AIM OF THE EXERCISE: Extract every line of the records below and reproduce each one verbatim.

#### INPUT MATERIAL ####

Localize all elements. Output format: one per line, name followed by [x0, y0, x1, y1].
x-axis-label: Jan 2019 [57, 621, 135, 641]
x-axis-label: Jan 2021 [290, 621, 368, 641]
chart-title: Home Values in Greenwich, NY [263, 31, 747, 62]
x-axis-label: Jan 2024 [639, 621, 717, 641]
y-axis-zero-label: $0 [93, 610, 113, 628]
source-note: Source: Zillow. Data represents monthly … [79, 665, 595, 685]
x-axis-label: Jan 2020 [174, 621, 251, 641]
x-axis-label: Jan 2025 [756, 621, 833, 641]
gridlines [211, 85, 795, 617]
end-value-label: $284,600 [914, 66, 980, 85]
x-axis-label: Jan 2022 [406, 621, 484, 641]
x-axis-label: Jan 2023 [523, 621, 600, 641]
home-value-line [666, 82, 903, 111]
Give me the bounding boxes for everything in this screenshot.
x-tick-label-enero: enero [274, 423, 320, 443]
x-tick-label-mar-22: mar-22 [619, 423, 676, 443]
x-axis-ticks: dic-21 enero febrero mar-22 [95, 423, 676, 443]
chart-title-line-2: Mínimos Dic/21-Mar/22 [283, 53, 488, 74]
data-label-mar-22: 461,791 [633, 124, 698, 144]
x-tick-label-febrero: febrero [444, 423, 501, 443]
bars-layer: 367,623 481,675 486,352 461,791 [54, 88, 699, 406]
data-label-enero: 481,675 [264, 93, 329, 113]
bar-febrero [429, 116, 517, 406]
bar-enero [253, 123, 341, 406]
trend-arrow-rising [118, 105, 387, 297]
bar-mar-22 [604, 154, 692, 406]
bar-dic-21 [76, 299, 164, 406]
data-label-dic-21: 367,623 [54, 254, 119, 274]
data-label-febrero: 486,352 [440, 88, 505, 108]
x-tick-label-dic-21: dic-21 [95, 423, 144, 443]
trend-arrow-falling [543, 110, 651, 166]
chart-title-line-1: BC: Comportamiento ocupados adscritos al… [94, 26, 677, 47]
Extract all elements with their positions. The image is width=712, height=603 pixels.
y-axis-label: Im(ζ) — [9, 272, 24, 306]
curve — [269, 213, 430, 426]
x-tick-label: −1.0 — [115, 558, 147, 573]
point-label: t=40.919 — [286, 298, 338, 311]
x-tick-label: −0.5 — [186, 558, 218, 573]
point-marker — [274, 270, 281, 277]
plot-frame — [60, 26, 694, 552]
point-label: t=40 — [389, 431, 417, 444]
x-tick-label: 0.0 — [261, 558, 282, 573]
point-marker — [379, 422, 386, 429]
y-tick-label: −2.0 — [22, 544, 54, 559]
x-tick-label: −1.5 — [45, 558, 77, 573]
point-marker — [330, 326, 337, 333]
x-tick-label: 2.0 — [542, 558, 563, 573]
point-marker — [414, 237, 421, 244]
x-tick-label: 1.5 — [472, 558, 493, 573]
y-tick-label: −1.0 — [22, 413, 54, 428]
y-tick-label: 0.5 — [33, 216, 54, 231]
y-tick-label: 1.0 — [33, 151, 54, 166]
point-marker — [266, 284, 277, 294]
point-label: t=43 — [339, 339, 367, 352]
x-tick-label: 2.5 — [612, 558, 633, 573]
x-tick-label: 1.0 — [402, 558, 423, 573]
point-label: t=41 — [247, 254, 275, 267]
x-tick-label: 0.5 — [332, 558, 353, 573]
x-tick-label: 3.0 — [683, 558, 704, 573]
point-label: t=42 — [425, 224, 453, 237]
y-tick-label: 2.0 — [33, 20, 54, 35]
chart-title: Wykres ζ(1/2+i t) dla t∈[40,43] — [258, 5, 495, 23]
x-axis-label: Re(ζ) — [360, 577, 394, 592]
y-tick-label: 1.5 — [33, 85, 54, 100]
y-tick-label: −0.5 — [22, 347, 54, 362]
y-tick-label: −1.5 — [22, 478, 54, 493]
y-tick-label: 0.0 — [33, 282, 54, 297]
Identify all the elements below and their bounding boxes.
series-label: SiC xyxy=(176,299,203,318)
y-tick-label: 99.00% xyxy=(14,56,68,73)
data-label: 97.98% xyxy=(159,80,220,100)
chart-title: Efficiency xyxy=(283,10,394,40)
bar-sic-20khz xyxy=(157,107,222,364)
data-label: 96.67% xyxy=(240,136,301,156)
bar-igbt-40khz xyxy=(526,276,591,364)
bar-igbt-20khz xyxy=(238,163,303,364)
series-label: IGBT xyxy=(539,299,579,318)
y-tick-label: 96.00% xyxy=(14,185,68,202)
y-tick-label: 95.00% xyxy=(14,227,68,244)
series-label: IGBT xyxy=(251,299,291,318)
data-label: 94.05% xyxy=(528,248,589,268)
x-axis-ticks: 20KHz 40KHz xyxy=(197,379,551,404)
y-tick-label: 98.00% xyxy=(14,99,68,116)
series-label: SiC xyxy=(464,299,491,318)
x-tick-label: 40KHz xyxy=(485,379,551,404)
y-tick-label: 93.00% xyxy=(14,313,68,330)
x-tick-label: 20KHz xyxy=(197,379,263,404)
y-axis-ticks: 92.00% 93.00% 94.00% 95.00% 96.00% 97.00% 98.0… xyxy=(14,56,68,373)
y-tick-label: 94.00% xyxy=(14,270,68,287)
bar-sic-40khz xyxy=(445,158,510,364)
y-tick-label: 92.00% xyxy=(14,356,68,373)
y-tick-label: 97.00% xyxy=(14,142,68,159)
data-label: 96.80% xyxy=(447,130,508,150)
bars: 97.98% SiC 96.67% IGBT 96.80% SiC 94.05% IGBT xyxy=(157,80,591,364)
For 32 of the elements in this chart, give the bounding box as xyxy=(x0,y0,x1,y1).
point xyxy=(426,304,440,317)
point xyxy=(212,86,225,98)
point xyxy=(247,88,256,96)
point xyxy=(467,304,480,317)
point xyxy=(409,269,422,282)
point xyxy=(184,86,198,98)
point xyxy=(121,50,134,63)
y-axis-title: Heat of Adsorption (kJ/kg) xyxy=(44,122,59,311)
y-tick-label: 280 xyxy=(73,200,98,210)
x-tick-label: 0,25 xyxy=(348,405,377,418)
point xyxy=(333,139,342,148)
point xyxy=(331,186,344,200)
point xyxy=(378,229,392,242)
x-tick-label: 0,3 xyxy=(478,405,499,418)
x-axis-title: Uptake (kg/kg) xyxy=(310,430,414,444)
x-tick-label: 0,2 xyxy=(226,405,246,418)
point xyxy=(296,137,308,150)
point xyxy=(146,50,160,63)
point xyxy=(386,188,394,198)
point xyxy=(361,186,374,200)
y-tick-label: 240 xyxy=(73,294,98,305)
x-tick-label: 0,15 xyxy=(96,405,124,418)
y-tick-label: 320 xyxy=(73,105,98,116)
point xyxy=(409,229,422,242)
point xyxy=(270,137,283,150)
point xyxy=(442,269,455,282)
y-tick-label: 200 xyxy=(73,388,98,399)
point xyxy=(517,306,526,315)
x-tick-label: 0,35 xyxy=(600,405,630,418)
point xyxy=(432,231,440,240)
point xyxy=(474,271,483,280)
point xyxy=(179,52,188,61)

####

SOLUTION TO THIS EXERCISE:
Localize all elements. Output format: one per line, name followed by [x0, y0, x1, y1].
x-axis-label: Jan 2019 [57, 621, 135, 641]
x-axis-label: Jan 2021 [290, 621, 368, 641]
chart-title: Home Values in Greenwich, NY [263, 31, 747, 62]
x-axis-label: Jan 2024 [639, 621, 717, 641]
y-axis-zero-label: $0 [93, 610, 113, 628]
source-note: Source: Zillow. Data represents monthly … [79, 665, 595, 685]
x-axis-label: Jan 2020 [174, 621, 251, 641]
x-axis-label: Jan 2025 [756, 621, 833, 641]
gridlines [211, 85, 795, 617]
end-value-label: $284,600 [914, 66, 980, 85]
x-axis-label: Jan 2022 [406, 621, 484, 641]
x-axis-label: Jan 2023 [523, 621, 600, 641]
home-value-line [666, 82, 903, 111]
Give me the bounding boxes for everything in this screenshot.
x-tick-label-enero: enero [274, 423, 320, 443]
x-tick-label-mar-22: mar-22 [619, 423, 676, 443]
x-axis-ticks: dic-21 enero febrero mar-22 [95, 423, 676, 443]
chart-title-line-2: Mínimos Dic/21-Mar/22 [283, 53, 488, 74]
data-label-mar-22: 461,791 [633, 124, 698, 144]
x-tick-label-febrero: febrero [444, 423, 501, 443]
bars-layer: 367,623 481,675 486,352 461,791 [54, 88, 699, 406]
data-label-enero: 481,675 [264, 93, 329, 113]
bar-febrero [429, 116, 517, 406]
bar-enero [253, 123, 341, 406]
trend-arrow-rising [118, 105, 387, 297]
bar-mar-22 [604, 154, 692, 406]
bar-dic-21 [76, 299, 164, 406]
data-label-dic-21: 367,623 [54, 254, 119, 274]
data-label-febrero: 486,352 [440, 88, 505, 108]
x-tick-label-dic-21: dic-21 [95, 423, 144, 443]
trend-arrow-falling [543, 110, 651, 166]
chart-title-line-1: BC: Comportamiento ocupados adscritos al… [94, 26, 677, 47]
Extract all elements with their positions. The image is width=712, height=603 pixels.
y-axis-label: Im(ζ) — [9, 272, 24, 306]
curve — [269, 213, 430, 426]
x-tick-label: −1.0 — [115, 558, 147, 573]
point-label: t=40.919 — [286, 298, 338, 311]
x-tick-label: −0.5 — [186, 558, 218, 573]
point-marker — [274, 270, 281, 277]
plot-frame — [60, 26, 694, 552]
point-label: t=40 — [389, 431, 417, 444]
x-tick-label: 0.0 — [261, 558, 282, 573]
point-marker — [379, 422, 386, 429]
y-tick-label: −2.0 — [22, 544, 54, 559]
x-tick-label: −1.5 — [45, 558, 77, 573]
point-marker — [330, 326, 337, 333]
x-tick-label: 2.0 — [542, 558, 563, 573]
point-marker — [414, 237, 421, 244]
x-tick-label: 1.5 — [472, 558, 493, 573]
y-tick-label: −1.0 — [22, 413, 54, 428]
y-tick-label: 0.5 — [33, 216, 54, 231]
y-tick-label: 1.0 — [33, 151, 54, 166]
point-marker — [266, 284, 277, 294]
point-label: t=43 — [339, 339, 367, 352]
x-tick-label: 2.5 — [612, 558, 633, 573]
x-tick-label: 1.0 — [402, 558, 423, 573]
point-label: t=41 — [247, 254, 275, 267]
x-tick-label: 0.5 — [332, 558, 353, 573]
x-tick-label: 3.0 — [683, 558, 704, 573]
point-label: t=42 — [425, 224, 453, 237]
y-tick-label: 2.0 — [33, 20, 54, 35]
chart-title: Wykres ζ(1/2+i t) dla t∈[40,43] — [258, 5, 495, 23]
x-axis-label: Re(ζ) — [360, 577, 394, 592]
y-tick-label: 1.5 — [33, 85, 54, 100]
y-tick-label: −0.5 — [22, 347, 54, 362]
y-tick-label: −1.5 — [22, 478, 54, 493]
y-tick-label: 0.0 — [33, 282, 54, 297]
Identify all the elements below and their bounding boxes.
series-label: SiC xyxy=(176,299,203,318)
y-tick-label: 99.00% xyxy=(14,56,68,73)
data-label: 97.98% xyxy=(159,80,220,100)
chart-title: Efficiency xyxy=(283,10,394,40)
bar-sic-20khz xyxy=(157,107,222,364)
data-label: 96.67% xyxy=(240,136,301,156)
bar-igbt-40khz xyxy=(526,276,591,364)
bar-igbt-20khz xyxy=(238,163,303,364)
series-label: IGBT xyxy=(539,299,579,318)
y-tick-label: 96.00% xyxy=(14,185,68,202)
y-tick-label: 95.00% xyxy=(14,227,68,244)
series-label: IGBT xyxy=(251,299,291,318)
data-label: 94.05% xyxy=(528,248,589,268)
x-axis-ticks: 20KHz 40KHz xyxy=(197,379,551,404)
y-tick-label: 98.00% xyxy=(14,99,68,116)
series-label: SiC xyxy=(464,299,491,318)
x-tick-label: 40KHz xyxy=(485,379,551,404)
y-tick-label: 93.00% xyxy=(14,313,68,330)
x-tick-label: 20KHz xyxy=(197,379,263,404)
y-axis-ticks: 92.00% 93.00% 94.00% 95.00% 96.00% 97.00% 98.0… xyxy=(14,56,68,373)
y-tick-label: 94.00% xyxy=(14,270,68,287)
bar-sic-40khz xyxy=(445,158,510,364)
y-tick-label: 92.00% xyxy=(14,356,68,373)
y-tick-label: 97.00% xyxy=(14,142,68,159)
data-label: 96.80% xyxy=(447,130,508,150)
bars: 97.98% SiC 96.67% IGBT 96.80% SiC 94.05% IGBT xyxy=(157,80,591,364)
For 32 of the elements in this chart, give the bounding box as xyxy=(x0,y0,x1,y1).
point xyxy=(426,304,440,317)
point xyxy=(212,86,225,98)
point xyxy=(247,88,256,96)
point xyxy=(467,304,480,317)
point xyxy=(409,269,422,282)
point xyxy=(184,86,198,98)
point xyxy=(121,50,134,63)
y-axis-title: Heat of Adsorption (kJ/kg) xyxy=(44,122,59,311)
y-tick-label: 280 xyxy=(73,200,98,210)
x-tick-label: 0,25 xyxy=(348,405,377,418)
point xyxy=(333,139,342,148)
point xyxy=(331,186,344,200)
point xyxy=(378,229,392,242)
x-tick-label: 0,3 xyxy=(478,405,499,418)
x-axis-title: Uptake (kg/kg) xyxy=(310,430,414,444)
x-tick-label: 0,2 xyxy=(226,405,246,418)
point xyxy=(296,137,308,150)
point xyxy=(146,50,160,63)
point xyxy=(386,188,394,198)
point xyxy=(361,186,374,200)
y-tick-label: 240 xyxy=(73,294,98,305)
x-tick-label: 0,15 xyxy=(96,405,124,418)
y-tick-label: 320 xyxy=(73,105,98,116)
point xyxy=(409,229,422,242)
point xyxy=(270,137,283,150)
point xyxy=(442,269,455,282)
y-tick-label: 200 xyxy=(73,388,98,399)
point xyxy=(517,306,526,315)
x-tick-label: 0,35 xyxy=(600,405,630,418)
point xyxy=(432,231,440,240)
point xyxy=(474,271,483,280)
point xyxy=(179,52,188,61)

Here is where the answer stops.